### Exercise brief
Look for "grid" in the listing below. Gather each line that contains it.

══════════════════════════════

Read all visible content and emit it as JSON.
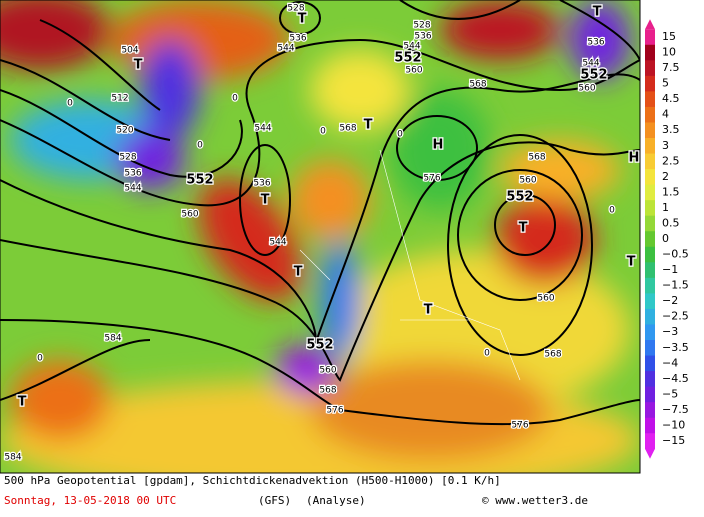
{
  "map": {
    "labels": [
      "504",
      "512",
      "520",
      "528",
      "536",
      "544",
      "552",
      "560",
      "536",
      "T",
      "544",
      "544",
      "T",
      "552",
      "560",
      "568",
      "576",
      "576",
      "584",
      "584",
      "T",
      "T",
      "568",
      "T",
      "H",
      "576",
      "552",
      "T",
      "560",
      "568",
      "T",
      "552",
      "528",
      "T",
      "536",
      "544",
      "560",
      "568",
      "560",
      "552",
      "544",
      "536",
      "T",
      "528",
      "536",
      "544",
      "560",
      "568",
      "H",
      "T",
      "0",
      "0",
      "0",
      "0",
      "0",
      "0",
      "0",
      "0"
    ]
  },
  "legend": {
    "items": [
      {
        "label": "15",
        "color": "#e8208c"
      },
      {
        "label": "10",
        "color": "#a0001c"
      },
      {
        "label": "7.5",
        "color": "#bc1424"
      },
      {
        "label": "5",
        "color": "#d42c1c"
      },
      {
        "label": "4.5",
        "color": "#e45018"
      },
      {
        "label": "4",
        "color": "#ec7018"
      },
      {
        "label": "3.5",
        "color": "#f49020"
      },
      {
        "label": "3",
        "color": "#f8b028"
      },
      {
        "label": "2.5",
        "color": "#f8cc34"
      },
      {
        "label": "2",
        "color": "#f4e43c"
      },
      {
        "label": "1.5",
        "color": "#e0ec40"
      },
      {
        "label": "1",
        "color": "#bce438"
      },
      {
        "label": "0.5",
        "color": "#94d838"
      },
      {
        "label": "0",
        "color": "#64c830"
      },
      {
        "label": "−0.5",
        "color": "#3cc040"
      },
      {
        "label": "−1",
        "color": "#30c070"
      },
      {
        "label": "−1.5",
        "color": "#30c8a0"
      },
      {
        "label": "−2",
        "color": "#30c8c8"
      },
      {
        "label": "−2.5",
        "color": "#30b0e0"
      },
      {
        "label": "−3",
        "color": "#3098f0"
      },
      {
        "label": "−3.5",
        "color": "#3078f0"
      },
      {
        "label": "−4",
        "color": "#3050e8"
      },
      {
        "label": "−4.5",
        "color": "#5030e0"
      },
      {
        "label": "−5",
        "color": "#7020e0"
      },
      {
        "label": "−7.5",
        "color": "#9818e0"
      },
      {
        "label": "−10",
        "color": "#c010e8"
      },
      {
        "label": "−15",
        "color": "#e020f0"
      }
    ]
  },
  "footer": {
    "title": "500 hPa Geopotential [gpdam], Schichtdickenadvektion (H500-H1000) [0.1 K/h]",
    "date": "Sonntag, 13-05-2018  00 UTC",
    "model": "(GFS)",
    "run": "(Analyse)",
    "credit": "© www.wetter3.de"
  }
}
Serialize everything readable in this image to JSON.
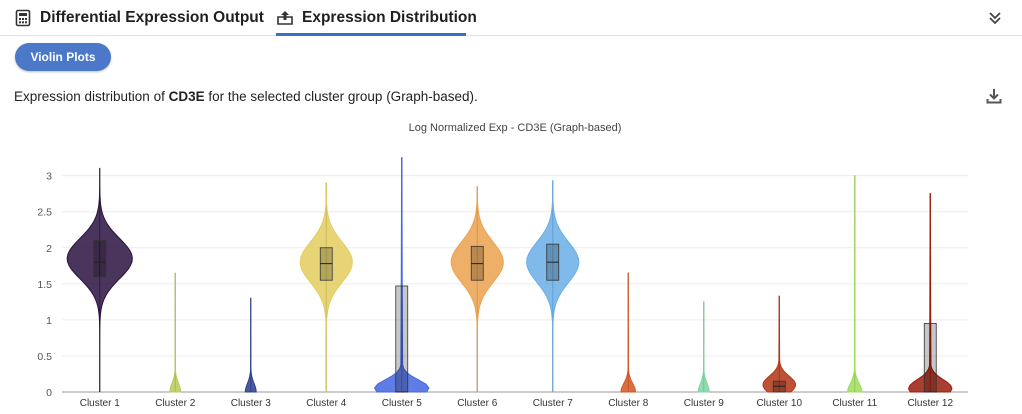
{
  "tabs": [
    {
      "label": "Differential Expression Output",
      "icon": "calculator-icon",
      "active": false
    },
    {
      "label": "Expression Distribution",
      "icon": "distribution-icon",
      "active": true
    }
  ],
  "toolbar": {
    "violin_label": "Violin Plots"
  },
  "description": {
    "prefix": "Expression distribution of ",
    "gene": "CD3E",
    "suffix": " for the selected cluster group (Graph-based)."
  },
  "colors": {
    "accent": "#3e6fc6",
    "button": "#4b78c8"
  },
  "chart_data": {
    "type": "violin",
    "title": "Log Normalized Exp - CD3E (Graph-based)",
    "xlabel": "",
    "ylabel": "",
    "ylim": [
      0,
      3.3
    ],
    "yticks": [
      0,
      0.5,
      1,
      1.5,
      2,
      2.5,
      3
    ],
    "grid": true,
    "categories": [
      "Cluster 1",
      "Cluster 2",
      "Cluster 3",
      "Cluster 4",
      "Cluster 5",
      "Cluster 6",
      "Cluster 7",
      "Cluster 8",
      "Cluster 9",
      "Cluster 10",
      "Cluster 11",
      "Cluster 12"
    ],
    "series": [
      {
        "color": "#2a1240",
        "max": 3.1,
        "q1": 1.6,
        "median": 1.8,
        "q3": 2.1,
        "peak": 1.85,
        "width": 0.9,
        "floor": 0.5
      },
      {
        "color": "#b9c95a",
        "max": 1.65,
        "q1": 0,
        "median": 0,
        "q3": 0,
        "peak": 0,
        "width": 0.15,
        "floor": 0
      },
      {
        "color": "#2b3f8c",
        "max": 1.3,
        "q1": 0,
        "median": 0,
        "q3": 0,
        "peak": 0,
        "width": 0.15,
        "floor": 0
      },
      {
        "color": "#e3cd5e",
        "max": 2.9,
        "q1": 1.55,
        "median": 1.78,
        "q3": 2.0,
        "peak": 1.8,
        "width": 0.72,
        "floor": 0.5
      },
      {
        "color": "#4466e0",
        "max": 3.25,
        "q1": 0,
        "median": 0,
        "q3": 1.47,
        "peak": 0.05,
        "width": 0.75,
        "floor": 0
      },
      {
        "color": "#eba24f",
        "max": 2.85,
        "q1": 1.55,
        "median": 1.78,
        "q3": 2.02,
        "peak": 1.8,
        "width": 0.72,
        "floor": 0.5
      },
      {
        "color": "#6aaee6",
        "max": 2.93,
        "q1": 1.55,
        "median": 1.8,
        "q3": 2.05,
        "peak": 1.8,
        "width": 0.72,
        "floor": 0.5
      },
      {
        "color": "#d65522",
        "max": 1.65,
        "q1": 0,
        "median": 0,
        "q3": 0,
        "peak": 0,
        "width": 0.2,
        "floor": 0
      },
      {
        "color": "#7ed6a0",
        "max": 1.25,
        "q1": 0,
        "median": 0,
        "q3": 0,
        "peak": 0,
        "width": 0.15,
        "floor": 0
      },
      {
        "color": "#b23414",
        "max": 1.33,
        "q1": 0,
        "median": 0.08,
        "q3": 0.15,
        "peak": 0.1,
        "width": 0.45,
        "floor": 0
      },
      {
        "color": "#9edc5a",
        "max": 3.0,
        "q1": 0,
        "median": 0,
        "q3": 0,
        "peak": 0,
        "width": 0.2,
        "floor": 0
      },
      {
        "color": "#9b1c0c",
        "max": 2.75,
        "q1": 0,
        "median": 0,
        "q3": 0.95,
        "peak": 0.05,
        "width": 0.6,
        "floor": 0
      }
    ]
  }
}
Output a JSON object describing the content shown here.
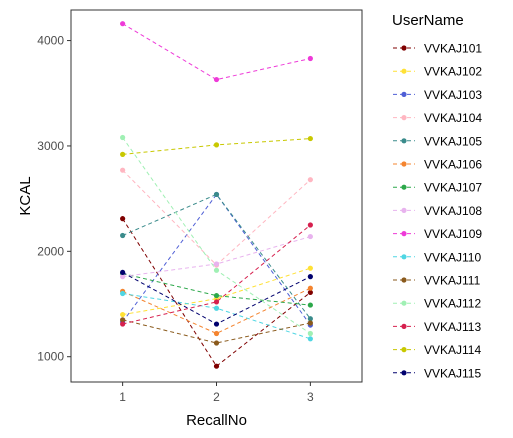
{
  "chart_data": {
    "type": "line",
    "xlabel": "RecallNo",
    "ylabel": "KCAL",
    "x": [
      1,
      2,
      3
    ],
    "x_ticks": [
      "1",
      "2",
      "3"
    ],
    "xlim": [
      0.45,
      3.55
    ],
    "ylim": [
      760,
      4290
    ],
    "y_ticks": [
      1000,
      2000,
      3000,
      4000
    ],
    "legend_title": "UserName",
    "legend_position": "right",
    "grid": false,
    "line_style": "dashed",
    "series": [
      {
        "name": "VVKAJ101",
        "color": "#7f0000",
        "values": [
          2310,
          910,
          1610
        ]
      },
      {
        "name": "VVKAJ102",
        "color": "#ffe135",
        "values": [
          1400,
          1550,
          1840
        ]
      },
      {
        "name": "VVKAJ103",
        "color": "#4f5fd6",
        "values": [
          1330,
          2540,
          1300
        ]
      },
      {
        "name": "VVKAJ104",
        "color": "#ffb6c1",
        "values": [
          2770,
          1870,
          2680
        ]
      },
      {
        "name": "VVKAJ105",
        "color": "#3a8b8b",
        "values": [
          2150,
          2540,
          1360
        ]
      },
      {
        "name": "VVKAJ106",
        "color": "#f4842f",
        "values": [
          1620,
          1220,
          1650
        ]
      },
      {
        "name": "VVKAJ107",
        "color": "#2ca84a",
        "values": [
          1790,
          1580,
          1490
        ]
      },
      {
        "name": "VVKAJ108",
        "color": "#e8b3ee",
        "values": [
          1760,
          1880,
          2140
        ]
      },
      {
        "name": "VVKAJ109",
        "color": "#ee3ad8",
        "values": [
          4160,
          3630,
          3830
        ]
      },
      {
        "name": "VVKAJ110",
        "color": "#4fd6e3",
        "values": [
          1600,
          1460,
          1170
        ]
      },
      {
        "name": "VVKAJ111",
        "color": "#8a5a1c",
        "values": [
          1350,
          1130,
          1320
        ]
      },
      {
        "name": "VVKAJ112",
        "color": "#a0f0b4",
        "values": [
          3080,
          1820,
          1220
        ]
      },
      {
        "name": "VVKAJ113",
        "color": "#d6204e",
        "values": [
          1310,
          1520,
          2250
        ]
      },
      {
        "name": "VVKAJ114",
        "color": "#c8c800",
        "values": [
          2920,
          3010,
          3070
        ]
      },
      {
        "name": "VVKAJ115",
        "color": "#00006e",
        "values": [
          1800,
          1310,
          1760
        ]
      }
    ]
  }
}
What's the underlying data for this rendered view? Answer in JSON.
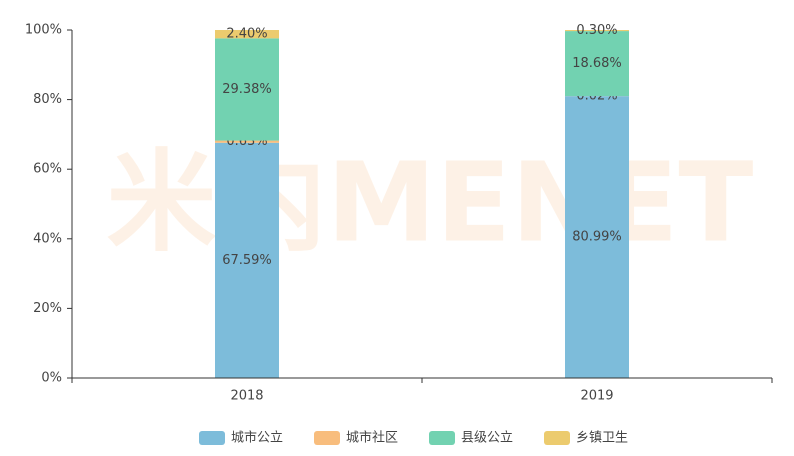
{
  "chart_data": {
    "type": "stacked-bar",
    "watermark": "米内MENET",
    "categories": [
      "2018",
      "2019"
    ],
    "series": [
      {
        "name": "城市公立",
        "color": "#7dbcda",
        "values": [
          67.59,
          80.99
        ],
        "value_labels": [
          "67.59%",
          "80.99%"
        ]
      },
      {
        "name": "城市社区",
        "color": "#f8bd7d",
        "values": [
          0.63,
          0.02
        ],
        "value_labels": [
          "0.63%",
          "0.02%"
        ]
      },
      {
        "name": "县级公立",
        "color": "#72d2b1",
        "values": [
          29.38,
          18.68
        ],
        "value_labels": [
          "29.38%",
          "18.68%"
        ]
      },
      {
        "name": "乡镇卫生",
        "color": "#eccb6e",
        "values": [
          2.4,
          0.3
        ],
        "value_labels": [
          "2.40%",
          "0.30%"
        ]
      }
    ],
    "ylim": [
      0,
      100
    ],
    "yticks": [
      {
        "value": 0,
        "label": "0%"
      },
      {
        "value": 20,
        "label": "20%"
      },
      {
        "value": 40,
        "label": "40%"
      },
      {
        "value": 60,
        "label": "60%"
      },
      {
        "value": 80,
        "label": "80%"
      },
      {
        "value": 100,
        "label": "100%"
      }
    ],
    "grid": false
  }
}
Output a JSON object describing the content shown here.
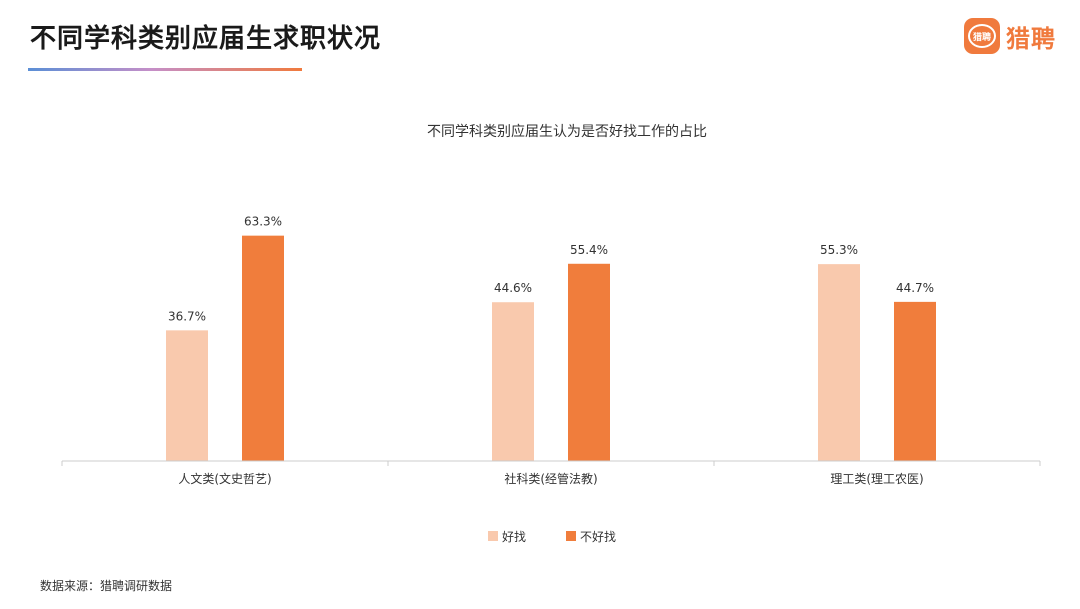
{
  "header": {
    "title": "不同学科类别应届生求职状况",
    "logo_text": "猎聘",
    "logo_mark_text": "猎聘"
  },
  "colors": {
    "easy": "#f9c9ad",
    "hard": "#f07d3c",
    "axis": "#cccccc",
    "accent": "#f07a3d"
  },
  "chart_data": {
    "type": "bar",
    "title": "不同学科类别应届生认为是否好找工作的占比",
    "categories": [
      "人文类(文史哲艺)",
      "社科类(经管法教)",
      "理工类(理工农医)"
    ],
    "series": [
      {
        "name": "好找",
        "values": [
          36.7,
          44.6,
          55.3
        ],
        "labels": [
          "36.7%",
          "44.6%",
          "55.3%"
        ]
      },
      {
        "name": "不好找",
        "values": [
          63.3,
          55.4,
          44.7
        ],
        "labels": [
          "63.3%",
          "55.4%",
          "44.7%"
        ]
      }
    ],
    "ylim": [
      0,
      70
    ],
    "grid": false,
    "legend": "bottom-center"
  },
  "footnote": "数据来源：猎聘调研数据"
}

══════════════════════════════

### The completed task
    "grid": true,
    "grid": false,
    "grid": false
    "grid": false,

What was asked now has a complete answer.